= Description of the task =
Only the number is wanted: how many lines contain the word "REGIONAL"?

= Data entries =
[start]

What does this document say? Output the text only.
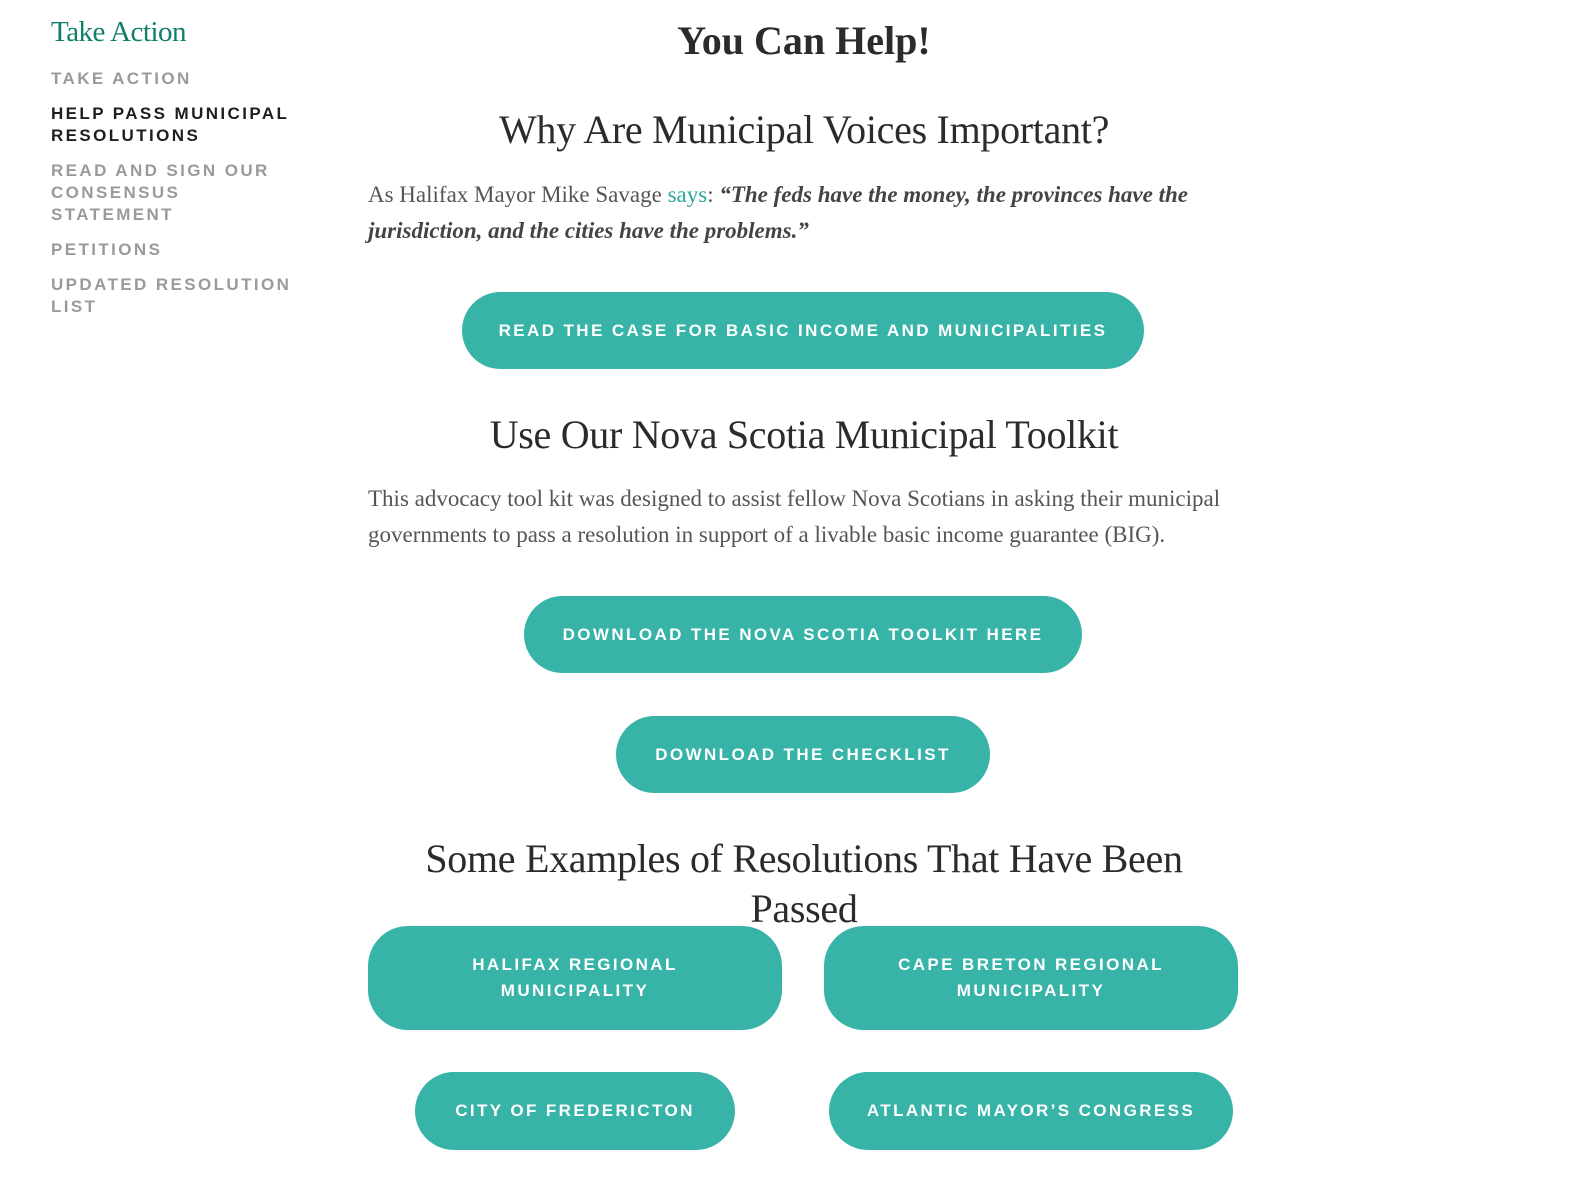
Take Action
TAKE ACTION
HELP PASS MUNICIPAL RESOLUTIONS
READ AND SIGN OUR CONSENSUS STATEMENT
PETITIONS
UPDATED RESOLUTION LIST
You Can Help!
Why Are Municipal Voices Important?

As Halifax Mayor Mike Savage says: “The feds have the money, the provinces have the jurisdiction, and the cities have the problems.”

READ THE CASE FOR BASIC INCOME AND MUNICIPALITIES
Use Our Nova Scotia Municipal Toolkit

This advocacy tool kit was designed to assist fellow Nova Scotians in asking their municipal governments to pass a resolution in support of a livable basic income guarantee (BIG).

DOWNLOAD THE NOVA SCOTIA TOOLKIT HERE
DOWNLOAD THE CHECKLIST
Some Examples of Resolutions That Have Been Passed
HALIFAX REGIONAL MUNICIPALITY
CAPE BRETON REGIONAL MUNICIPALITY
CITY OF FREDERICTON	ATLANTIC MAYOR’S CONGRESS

[end]

= Result =
2